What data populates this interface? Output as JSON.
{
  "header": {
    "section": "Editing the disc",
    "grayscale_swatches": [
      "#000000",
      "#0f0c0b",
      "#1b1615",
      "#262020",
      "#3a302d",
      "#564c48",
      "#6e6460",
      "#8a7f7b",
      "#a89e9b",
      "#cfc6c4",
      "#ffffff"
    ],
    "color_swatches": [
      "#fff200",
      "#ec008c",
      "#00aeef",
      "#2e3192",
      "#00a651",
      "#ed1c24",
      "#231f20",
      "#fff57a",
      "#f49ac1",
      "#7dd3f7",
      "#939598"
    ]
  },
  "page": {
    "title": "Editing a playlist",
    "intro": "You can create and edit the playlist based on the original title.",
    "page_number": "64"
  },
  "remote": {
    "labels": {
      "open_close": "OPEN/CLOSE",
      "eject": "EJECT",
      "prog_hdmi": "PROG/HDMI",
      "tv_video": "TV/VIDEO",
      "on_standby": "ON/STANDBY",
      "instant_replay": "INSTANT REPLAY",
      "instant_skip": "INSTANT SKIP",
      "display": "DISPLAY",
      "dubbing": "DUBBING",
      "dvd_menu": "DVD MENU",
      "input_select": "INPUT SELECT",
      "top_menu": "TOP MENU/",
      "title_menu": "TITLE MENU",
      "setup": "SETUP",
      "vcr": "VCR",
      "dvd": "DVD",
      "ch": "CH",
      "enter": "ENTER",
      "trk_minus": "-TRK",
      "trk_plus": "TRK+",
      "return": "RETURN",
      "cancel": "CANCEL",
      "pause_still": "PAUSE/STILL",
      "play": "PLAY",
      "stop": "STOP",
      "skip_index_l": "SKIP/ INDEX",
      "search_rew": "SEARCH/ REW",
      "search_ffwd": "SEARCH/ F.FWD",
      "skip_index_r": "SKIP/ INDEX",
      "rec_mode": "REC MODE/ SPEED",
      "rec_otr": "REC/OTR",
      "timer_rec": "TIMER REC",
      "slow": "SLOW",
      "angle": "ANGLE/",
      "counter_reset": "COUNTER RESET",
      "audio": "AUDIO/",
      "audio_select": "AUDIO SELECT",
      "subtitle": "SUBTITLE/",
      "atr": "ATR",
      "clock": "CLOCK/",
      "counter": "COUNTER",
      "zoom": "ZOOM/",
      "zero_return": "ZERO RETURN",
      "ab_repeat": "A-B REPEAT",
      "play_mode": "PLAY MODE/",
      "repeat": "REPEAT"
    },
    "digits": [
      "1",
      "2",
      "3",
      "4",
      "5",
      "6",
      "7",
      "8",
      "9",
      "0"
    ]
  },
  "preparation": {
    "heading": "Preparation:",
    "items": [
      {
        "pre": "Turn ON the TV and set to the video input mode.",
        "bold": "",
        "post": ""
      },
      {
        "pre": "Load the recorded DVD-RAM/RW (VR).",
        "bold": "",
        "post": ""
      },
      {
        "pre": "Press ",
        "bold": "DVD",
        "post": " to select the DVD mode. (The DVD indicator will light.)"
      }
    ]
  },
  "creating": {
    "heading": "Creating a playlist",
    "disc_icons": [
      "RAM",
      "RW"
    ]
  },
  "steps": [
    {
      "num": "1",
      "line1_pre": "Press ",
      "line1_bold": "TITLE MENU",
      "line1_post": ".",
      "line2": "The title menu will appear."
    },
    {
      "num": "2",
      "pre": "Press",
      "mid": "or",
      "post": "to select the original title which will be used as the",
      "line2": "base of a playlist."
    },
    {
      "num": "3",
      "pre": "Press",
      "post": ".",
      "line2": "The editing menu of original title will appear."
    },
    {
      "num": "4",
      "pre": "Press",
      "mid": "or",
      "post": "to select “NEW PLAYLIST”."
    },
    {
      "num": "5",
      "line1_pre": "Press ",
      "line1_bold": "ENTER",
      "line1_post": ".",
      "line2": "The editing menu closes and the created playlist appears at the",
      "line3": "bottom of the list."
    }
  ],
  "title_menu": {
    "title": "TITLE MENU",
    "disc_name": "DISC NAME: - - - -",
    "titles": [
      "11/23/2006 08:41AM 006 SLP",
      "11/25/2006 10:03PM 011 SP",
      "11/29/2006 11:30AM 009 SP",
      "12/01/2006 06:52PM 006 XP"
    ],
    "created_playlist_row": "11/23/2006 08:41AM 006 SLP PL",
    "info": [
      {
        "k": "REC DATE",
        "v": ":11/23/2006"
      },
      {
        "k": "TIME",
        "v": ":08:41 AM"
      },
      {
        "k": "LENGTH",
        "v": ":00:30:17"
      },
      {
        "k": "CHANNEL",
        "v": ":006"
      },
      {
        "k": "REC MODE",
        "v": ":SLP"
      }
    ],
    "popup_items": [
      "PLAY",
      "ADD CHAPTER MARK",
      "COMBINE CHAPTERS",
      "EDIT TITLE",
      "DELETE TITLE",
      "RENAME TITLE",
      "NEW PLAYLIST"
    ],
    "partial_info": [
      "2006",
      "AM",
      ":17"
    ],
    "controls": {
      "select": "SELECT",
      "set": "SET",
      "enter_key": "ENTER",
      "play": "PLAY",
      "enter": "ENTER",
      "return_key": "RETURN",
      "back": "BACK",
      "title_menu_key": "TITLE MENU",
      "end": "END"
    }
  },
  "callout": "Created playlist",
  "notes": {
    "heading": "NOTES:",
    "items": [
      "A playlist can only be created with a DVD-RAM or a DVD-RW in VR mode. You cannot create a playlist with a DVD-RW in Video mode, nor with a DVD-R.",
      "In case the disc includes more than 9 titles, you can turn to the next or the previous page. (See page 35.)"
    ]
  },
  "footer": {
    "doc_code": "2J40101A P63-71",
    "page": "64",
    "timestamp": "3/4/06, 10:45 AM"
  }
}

**Required task**
Go through the material above and count the lines that include "INSTANT". Give the number alone.

**Full solution**
2